- Set exercise 1
From the records, copy out the lines between the one holding "parsing-code: D.NGe <box>543" and the one holding "english-gloss: in his", inclusive, without changing anything.

OASIS Mailing List ArchivesView the OASIS mailing list archive below
or browse/search using MarkMail.

 


Help: OASIS Mailing Lists Help | MarkMail Help

virtio-dev message

[Date Prev] | [Thread Prev] | [Thread Next] | [Date Next] -- [Date Index] | [Thread Index] | [List Home]


Subject: Re: [virtio-comment] Re: [virtio] [PATCH] virtio: clarify feature negotiation


On Fri, 21 Jan 2022 17:05:07 +0100
Cornelia Huck <cohuck@redhat.com> wrote:

> On Fri, Jan 21 2022, Halil Pasic <pasic@linux.ibm.com> wrote:
> 
> > On Thu, 20 Jan 2022 14:05:37 +0100
> > Cornelia Huck <cohuck@redhat.com> wrote:
> >  
> >> On Wed, Jan 19 2022, "Michael S. Tsirkin" <mst@redhat.com> wrote:
> >>   
> >> > On Wed, Jan 19, 2022 at 01:23:19PM +0100, Halil Pasic wrote:    
> 
> >> My take would be:
> >> - If the driver wrote a set of feature bits that contain MTU but not
> >>   VERSION_1, the device MUST provide a valid mtu value in platform
> >>   endian.
> >> - If the driver wrote a set of feature bits that contain MTU and
> >>   VERSION_1, the device MUST provide a valid mtu value in little
> >>   endian.

- Data for this exercise

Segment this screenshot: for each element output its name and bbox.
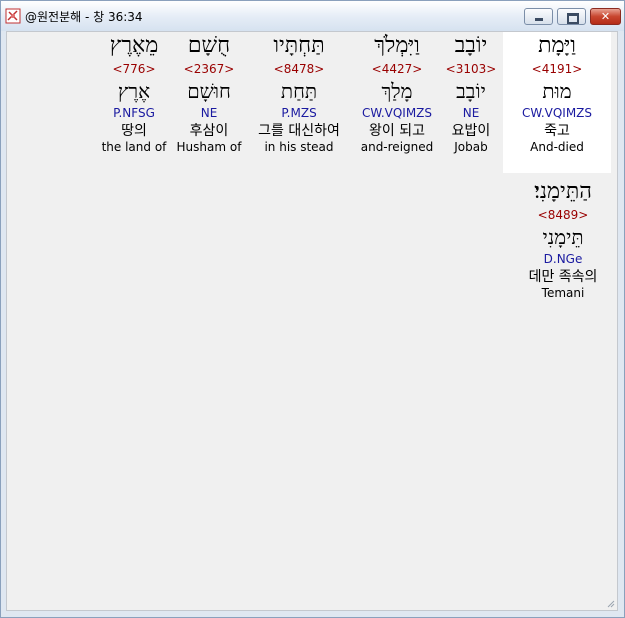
parsing-code: D.NGe <box>543 252 583 266</box>
english-gloss: Jobab <box>454 140 488 154</box>
hebrew-word: מֵאֶרֶץ <box>109 33 159 58</box>
korean-gloss: 요밥이 <box>451 123 491 139</box>
english-gloss: Temani <box>541 286 585 300</box>
parsing-code: NE <box>200 106 218 120</box>
app-icon[interactable] <box>5 8 21 24</box>
korean-gloss: 땅의 <box>121 123 147 139</box>
english-gloss: in his stead <box>264 140 334 154</box>
app-window: @원전분해 - 창 36:34 וַיָּמָת <4191> מוּת CW.… <box>0 0 625 618</box>
korean-gloss: 데만 족속의 <box>528 269 598 285</box>
hebrew-lemma: יוֹבָב <box>456 79 486 103</box>
word-card[interactable]: יוֹבָב <3103> יוֹבָב NE 요밥이 Jobab <box>435 32 507 154</box>
resize-grip-icon[interactable] <box>605 598 615 608</box>
english-gloss: the land of <box>101 140 167 154</box>
korean-gloss: 죽고 <box>544 123 570 139</box>
word-card[interactable]: וַיָּמָת <4191> מוּת CW.VQIMZS 죽고 And-di… <box>503 32 611 173</box>
title-bar[interactable]: @원전분해 - 창 36:34 <box>1 1 624 31</box>
parsing-code: P.NFSG <box>113 106 155 120</box>
strong-number[interactable]: <3103> <box>435 62 507 78</box>
hebrew-word: וַיָּמָת <box>538 33 576 58</box>
hebrew-lemma: תֵּימָנִי <box>542 225 584 249</box>
word-card[interactable]: מֵאֶרֶץ <776> אֶרֶץ P.NFSG 땅의 the land o… <box>99 32 169 154</box>
strong-number[interactable]: <2367> <box>173 62 245 78</box>
minimize-button[interactable] <box>524 8 553 25</box>
strong-number[interactable]: <4427> <box>351 62 443 78</box>
strong-number[interactable]: <8478> <box>247 62 351 78</box>
hebrew-lemma: אֶרֶץ <box>117 79 151 103</box>
hebrew-word: הַתֵּימָנִי׃ <box>534 179 592 204</box>
korean-gloss: 왕이 되고 <box>369 123 425 139</box>
strong-number[interactable]: <4191> <box>503 62 611 78</box>
hebrew-lemma: מָלַךְ <box>381 79 413 103</box>
korean-gloss: 후삼이 <box>189 123 229 139</box>
parsing-code: P.MZS <box>281 106 317 120</box>
word-card[interactable]: תַּחְתָּיו <8478> תַּחַת P.MZS 그를 대신하여 i… <box>247 32 351 154</box>
parsing-code: CW.VQIMZS <box>361 106 433 120</box>
interlinear-pane[interactable]: וַיָּמָת <4191> מוּת CW.VQIMZS 죽고 And-di… <box>6 31 618 611</box>
maximize-button[interactable] <box>557 8 586 25</box>
hebrew-lemma: מוּת <box>542 79 572 103</box>
hebrew-word: וַיִּמְלֹךְ <box>374 33 420 58</box>
parsing-code: CW.VQIMZS <box>521 106 593 120</box>
window-title: @원전분해 - 창 36:34 <box>25 10 143 24</box>
parsing-code: NE <box>462 106 480 120</box>
hebrew-word: תַּחְתָּיו <box>273 33 325 58</box>
english-gloss: and-reigned <box>360 140 434 154</box>
hebrew-lemma: תַּחַת <box>280 79 318 103</box>
word-card[interactable]: וַיִּמְלֹךְ <4427> מָלַךְ CW.VQIMZS 왕이 되… <box>351 32 443 154</box>
word-card[interactable]: חֻשָׁם <2367> חוּשָׁם NE 후삼이 Husham of <box>173 32 245 154</box>
close-button[interactable] <box>590 8 621 25</box>
hebrew-word: יוֹבָב <box>454 33 488 58</box>
strong-number[interactable]: <8489> <box>507 208 619 224</box>
word-card[interactable]: הַתֵּימָנִי׃ <8489> תֵּימָנִי D.NGe 데만 족… <box>507 178 619 300</box>
english-gloss: And-died <box>530 140 584 154</box>
korean-gloss: 그를 대신하여 <box>258 123 340 139</box>
hebrew-word: חֻשָׁם <box>187 33 231 58</box>
strong-number[interactable]: <776> <box>99 62 169 78</box>
english-gloss: Husham of <box>176 140 242 154</box>
hebrew-lemma: חוּשָׁם <box>187 79 231 103</box>
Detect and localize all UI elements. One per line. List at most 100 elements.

- Set exercise 2
According to the mailing list message, what must the device provide when the driver wrote a set of feature bits containing both MTU and VERSION_1?

- Reply 1
parsing-code: D.NGe <box>543 252 583 266</box>
english-gloss: Jobab <box>454 140 488 154</box>
hebrew-word: מֵאֶרֶץ <box>109 33 159 58</box>
korean-gloss: 요밥이 <box>451 123 491 139</box>
english-gloss: Temani <box>541 286 585 300</box>
parsing-code: NE <box>200 106 218 120</box>
app-icon[interactable] <box>5 8 21 24</box>
korean-gloss: 땅의 <box>121 123 147 139</box>
english-gloss: in his stead <box>264 140 334 154</box>

- Reply 2
A valid mtu value in little endian.